- EXERCISE OBJECTIVE -
Locate each line containing the string "notes" and copy it out.

Start

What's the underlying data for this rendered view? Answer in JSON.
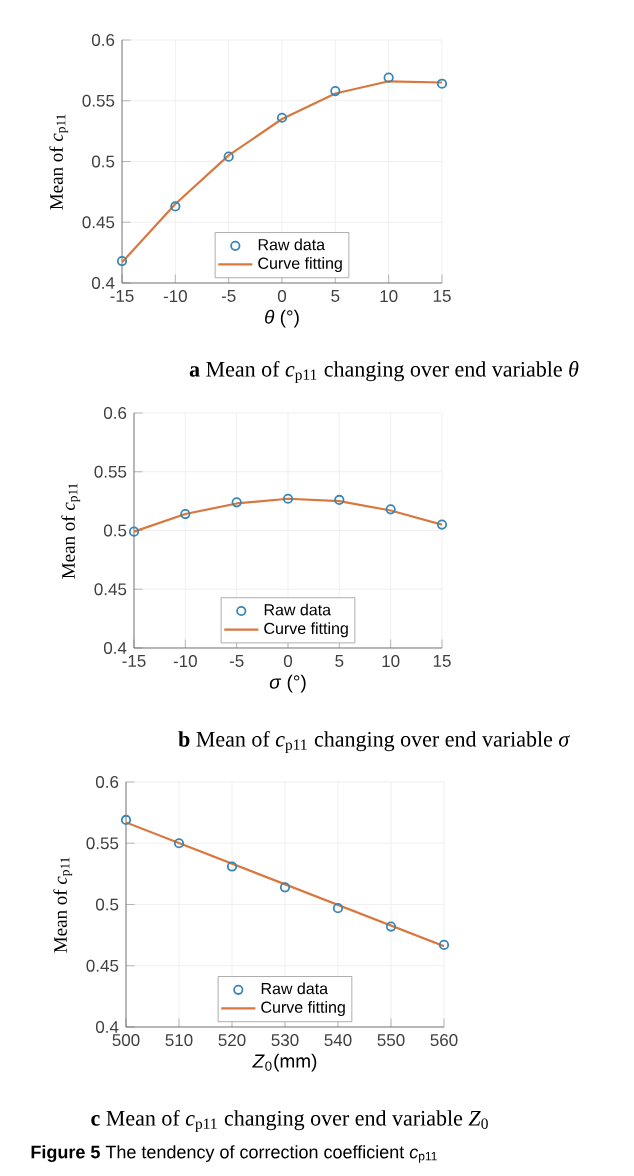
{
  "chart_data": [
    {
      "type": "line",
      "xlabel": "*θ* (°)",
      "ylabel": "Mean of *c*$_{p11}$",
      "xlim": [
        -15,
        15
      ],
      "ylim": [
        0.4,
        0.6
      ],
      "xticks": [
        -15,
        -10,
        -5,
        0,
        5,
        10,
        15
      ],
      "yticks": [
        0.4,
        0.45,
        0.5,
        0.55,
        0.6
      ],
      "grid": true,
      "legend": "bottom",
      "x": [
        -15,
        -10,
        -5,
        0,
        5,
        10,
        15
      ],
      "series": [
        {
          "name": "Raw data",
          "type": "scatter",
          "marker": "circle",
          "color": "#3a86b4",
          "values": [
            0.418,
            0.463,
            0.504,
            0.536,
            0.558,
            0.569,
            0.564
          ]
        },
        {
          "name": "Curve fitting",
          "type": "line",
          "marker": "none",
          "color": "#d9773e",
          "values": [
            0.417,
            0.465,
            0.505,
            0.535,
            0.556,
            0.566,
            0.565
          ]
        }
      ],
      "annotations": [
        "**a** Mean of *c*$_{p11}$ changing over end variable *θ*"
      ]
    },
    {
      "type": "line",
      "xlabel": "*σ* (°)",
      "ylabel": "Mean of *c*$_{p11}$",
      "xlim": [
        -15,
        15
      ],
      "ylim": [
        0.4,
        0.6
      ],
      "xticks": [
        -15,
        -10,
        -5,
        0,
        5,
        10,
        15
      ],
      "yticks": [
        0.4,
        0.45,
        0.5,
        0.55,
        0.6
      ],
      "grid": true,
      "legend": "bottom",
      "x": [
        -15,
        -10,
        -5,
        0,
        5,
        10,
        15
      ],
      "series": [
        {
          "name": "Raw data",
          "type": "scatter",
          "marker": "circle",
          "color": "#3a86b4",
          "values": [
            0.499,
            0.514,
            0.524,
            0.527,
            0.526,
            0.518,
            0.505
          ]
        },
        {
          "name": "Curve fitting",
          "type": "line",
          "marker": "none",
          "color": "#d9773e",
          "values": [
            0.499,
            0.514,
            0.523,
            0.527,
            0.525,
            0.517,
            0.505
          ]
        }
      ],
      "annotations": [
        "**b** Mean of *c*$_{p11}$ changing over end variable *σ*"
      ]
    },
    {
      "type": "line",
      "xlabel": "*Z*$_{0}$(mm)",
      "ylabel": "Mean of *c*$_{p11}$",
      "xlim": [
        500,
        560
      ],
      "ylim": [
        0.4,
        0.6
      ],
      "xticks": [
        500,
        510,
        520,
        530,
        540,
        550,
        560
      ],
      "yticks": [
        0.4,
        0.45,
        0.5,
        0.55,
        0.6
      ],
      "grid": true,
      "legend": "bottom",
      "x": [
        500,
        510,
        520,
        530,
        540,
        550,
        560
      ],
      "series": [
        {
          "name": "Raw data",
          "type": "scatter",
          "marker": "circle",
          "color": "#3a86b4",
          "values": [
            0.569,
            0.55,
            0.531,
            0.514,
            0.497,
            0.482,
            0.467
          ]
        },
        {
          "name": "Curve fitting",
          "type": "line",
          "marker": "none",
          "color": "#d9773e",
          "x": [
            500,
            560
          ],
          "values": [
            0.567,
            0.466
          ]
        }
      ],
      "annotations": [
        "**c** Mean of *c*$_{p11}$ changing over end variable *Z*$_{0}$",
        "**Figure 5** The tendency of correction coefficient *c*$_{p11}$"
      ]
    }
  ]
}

End
Start

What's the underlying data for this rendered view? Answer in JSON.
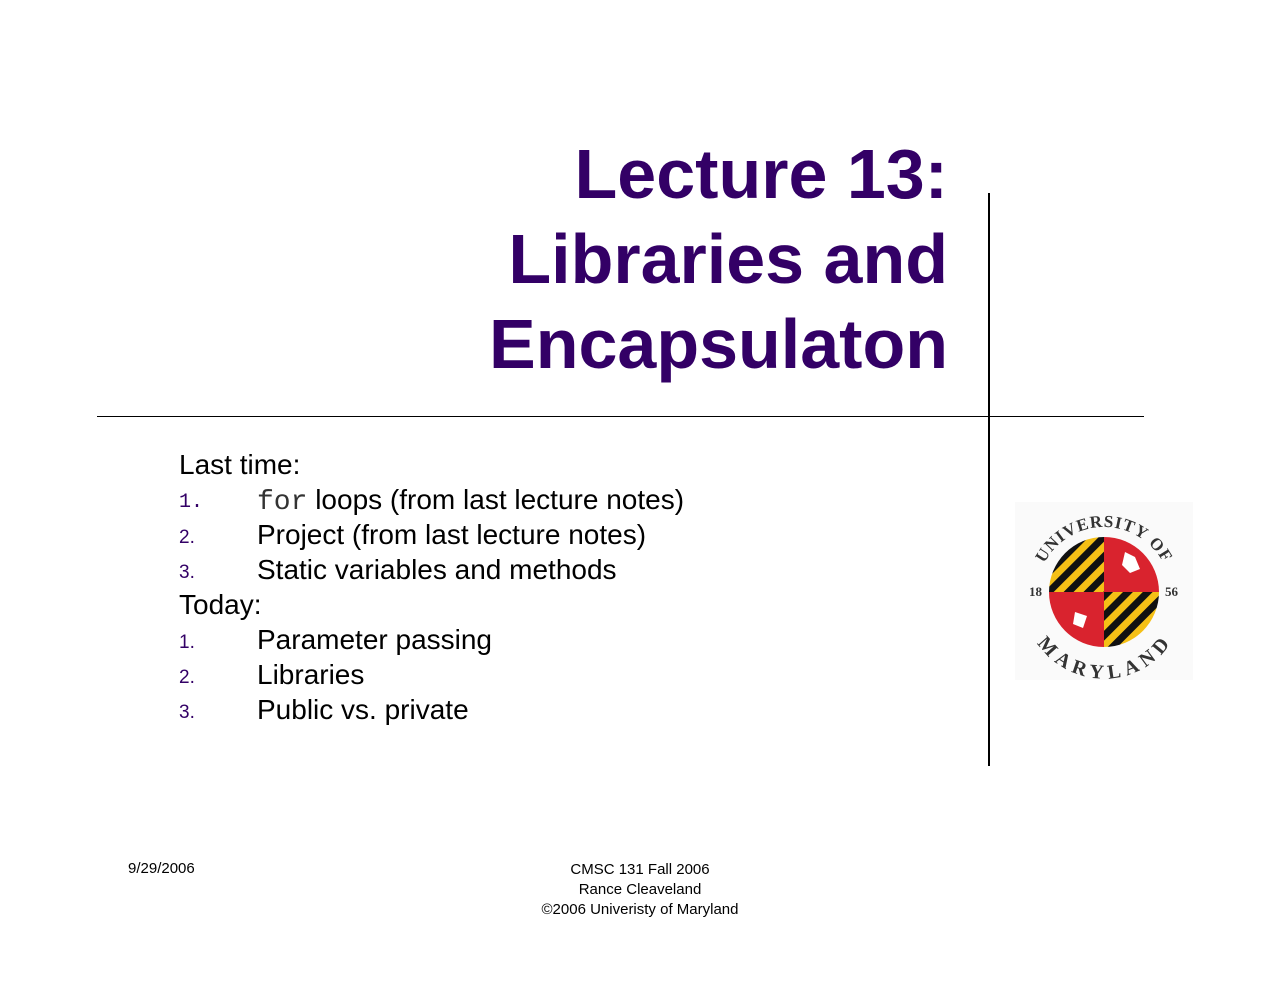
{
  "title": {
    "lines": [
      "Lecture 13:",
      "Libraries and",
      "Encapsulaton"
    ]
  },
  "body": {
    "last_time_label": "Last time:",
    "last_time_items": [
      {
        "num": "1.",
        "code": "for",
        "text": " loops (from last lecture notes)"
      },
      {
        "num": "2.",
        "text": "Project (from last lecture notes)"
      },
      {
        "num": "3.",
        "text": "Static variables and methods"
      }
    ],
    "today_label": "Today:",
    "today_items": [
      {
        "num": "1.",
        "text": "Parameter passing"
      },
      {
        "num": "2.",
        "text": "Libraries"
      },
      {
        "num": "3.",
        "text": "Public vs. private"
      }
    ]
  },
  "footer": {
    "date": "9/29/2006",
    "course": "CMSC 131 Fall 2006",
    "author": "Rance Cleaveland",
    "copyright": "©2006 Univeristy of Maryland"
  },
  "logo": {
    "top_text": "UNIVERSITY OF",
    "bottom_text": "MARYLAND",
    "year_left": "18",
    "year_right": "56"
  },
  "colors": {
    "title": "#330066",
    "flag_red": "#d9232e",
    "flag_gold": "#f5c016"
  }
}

End

- RESULT OF THE EXERCISE -
        "text": " loops (from last lecture notes)"
        "text": "Project (from last lecture notes)"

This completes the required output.